DATASET ENTRIES ▸
----
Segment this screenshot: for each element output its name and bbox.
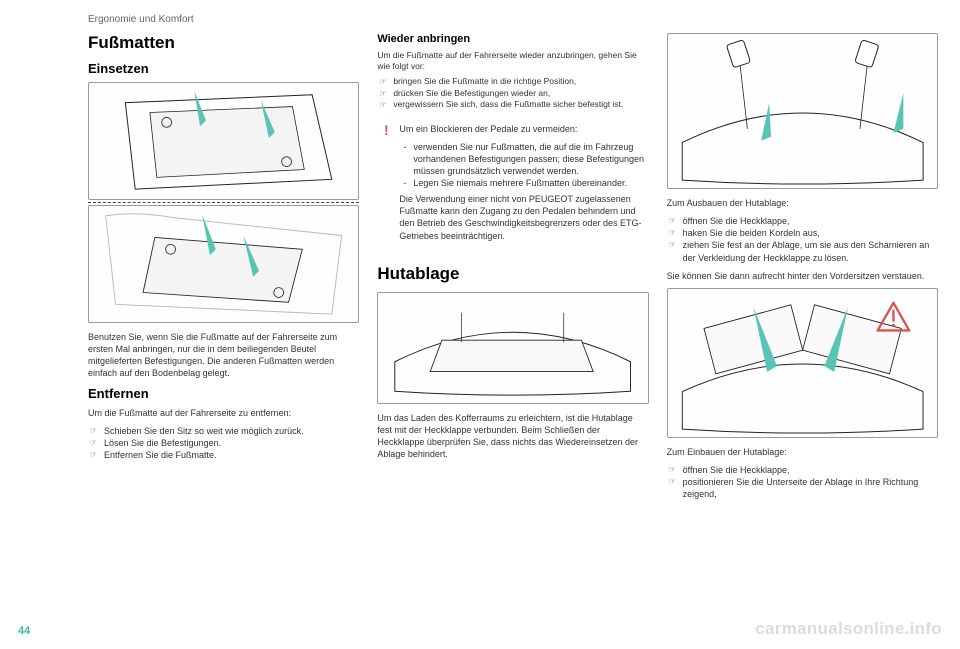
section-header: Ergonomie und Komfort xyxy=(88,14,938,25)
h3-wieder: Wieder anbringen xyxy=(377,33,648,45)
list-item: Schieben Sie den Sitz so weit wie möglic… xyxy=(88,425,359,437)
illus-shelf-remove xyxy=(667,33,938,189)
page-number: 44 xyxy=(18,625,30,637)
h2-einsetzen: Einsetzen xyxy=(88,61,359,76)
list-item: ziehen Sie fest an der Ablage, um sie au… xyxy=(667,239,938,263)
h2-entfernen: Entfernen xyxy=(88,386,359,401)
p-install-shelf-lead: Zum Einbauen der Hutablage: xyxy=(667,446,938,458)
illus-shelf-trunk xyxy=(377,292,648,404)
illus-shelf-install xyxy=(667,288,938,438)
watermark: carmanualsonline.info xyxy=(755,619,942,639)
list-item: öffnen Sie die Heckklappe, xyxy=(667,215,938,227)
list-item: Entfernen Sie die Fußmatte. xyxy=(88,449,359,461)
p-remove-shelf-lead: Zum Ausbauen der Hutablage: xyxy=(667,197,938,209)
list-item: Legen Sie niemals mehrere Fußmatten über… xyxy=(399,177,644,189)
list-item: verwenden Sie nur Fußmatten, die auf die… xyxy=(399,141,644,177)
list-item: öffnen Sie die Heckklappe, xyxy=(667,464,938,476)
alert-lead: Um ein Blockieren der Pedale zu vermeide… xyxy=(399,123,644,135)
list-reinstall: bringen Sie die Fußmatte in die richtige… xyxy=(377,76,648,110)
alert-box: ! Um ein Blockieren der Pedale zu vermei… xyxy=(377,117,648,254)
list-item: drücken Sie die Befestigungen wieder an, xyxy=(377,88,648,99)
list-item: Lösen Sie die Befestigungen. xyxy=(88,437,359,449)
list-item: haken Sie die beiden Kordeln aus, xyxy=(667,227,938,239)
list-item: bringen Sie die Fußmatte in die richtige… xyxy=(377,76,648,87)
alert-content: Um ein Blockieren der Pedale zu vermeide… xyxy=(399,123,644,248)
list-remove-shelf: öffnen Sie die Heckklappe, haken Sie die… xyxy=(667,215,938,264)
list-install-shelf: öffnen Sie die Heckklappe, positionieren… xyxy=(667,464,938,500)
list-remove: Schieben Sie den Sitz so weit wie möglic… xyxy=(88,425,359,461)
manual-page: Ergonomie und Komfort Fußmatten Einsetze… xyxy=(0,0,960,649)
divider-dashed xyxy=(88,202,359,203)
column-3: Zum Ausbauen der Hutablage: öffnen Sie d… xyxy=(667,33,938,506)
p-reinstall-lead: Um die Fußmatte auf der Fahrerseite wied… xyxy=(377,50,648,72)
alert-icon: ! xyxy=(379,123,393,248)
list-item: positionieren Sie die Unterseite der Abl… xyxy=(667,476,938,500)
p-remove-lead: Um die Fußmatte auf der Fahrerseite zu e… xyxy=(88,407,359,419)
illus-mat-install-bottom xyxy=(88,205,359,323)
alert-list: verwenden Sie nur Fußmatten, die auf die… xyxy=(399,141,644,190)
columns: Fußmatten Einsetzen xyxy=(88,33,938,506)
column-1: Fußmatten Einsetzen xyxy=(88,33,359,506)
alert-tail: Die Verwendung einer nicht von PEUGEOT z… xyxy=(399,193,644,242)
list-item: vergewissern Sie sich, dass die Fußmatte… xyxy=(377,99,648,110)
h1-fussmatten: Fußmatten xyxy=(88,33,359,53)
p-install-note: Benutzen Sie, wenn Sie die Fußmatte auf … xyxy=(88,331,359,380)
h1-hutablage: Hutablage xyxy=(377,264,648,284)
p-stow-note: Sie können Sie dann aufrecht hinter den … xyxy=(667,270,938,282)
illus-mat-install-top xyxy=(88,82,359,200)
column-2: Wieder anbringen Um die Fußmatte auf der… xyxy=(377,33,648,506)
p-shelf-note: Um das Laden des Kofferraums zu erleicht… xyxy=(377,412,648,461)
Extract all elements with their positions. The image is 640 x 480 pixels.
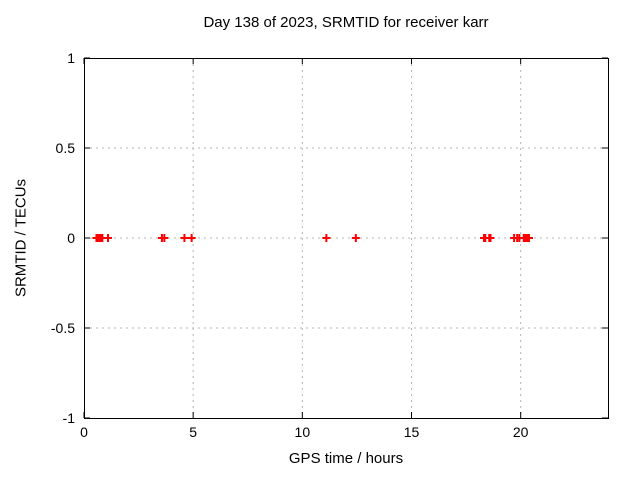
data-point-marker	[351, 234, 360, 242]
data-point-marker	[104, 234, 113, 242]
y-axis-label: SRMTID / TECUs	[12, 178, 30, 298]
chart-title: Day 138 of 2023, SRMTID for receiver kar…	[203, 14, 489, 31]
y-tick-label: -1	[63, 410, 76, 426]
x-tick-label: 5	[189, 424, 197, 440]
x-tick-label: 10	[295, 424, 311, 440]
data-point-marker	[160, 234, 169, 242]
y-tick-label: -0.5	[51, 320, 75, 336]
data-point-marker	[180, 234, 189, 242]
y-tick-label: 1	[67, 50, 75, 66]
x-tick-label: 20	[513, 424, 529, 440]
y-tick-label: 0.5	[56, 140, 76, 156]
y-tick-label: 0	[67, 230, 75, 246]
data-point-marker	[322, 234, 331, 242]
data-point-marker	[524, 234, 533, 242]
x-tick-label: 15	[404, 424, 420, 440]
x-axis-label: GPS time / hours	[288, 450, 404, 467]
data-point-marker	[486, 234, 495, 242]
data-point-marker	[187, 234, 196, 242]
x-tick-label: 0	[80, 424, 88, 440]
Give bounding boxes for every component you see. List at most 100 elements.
----
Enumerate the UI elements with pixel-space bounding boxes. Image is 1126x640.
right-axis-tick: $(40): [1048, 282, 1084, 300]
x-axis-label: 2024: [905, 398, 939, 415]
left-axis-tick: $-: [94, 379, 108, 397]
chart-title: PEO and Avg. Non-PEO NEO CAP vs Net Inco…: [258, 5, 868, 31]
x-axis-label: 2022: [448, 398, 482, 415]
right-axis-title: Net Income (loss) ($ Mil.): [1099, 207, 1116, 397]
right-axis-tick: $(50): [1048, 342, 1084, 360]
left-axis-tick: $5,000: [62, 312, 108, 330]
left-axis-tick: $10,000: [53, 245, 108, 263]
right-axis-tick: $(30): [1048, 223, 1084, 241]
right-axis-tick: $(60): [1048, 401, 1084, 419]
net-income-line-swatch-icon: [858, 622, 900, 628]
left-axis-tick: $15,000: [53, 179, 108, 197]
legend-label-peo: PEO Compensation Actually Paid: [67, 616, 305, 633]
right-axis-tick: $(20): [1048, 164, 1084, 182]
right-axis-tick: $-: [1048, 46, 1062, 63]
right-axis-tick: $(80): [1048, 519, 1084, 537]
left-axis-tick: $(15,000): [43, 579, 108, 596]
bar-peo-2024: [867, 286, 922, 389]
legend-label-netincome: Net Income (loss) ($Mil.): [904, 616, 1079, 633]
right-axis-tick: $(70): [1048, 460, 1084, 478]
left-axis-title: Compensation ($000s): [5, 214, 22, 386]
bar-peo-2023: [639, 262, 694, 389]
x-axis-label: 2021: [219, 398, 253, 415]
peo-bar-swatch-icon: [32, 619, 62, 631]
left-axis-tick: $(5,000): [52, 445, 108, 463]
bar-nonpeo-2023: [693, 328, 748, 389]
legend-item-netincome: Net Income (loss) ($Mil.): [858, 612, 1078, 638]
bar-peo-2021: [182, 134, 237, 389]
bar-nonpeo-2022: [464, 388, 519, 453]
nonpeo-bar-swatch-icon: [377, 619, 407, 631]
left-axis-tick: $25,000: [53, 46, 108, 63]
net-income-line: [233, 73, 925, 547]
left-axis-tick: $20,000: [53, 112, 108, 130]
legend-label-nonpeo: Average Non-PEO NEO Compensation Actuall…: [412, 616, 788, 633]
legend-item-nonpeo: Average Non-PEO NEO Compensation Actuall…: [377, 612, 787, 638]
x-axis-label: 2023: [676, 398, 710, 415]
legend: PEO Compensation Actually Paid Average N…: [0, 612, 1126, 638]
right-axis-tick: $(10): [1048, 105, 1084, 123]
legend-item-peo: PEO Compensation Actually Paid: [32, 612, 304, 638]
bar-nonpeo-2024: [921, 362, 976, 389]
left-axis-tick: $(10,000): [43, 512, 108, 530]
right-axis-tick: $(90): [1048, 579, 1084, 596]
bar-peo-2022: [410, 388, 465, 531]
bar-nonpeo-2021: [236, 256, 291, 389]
----
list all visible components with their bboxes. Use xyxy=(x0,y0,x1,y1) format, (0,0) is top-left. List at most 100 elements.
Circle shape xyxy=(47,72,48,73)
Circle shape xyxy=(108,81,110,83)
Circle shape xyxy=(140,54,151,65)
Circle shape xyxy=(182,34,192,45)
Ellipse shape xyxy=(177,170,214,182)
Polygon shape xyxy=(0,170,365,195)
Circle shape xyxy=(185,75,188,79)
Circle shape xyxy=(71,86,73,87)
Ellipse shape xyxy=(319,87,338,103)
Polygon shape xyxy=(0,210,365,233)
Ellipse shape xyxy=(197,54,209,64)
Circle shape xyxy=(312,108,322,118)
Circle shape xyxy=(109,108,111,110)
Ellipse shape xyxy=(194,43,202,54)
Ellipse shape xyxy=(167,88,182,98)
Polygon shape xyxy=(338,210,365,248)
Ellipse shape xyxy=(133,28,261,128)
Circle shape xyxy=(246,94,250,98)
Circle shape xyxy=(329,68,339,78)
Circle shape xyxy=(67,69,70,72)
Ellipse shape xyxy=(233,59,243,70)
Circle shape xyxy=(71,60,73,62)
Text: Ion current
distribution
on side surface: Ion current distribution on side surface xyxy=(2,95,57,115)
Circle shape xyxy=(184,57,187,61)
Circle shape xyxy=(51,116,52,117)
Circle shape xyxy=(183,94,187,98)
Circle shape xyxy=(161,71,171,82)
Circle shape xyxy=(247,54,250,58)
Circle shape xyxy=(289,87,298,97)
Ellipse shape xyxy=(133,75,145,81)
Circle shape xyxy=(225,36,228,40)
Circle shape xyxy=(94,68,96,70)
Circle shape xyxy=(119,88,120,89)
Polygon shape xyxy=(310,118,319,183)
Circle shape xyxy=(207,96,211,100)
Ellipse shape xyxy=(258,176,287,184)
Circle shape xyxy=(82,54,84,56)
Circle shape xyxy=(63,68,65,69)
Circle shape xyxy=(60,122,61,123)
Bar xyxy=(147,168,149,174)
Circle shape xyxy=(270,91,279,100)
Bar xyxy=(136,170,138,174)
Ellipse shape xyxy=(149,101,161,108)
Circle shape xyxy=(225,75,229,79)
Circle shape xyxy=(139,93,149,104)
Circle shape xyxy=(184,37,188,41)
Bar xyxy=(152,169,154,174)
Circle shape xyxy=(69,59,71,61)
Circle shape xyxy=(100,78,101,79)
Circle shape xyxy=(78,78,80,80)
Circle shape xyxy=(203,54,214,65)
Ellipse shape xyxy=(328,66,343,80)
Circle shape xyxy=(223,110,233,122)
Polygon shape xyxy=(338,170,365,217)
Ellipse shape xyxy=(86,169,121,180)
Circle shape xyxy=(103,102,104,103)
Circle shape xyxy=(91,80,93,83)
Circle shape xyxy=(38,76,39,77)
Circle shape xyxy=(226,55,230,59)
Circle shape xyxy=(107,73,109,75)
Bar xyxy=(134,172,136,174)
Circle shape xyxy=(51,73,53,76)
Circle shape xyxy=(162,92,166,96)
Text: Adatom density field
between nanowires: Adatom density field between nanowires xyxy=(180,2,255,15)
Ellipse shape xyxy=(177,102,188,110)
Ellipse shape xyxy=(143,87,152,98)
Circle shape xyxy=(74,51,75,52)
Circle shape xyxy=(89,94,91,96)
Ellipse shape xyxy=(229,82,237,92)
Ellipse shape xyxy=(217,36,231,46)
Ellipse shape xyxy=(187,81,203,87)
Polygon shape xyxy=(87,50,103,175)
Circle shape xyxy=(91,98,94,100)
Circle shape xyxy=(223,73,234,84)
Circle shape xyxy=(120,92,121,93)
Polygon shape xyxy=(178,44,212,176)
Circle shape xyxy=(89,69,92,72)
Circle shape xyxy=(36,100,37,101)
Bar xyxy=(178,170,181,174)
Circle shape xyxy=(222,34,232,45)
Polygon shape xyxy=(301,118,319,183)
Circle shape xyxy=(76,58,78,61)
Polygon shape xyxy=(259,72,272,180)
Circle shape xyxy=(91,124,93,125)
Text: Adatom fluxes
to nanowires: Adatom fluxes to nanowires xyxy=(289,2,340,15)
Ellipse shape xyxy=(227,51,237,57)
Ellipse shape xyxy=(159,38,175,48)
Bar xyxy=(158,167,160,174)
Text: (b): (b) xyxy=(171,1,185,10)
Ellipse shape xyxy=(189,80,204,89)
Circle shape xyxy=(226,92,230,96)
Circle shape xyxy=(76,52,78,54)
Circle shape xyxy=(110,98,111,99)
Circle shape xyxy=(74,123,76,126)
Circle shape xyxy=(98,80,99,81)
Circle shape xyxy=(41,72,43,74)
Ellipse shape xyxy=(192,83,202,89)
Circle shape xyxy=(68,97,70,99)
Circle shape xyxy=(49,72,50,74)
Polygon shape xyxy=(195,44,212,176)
----
SHORT PROBLEM ▸
Convert the lines of the material from the line containing "list all visible" through the line containing "Circle shape xyxy=(185,75,188,79)", both inclusive, into a numbered list, omitting any blank lines. Include no other lines.

TASK RESULT ▸
1. list all visible components with their bboxes. Use xyxy=(x0,y0,x1,y1) format, (0,0) is top-left. List at most 100 elements.
2. Circle shape xyxy=(47,72,48,73)
3. Circle shape xyxy=(108,81,110,83)
4. Circle shape xyxy=(140,54,151,65)
5. Circle shape xyxy=(182,34,192,45)
6. Ellipse shape xyxy=(177,170,214,182)
7. Polygon shape xyxy=(0,170,365,195)
8. Circle shape xyxy=(185,75,188,79)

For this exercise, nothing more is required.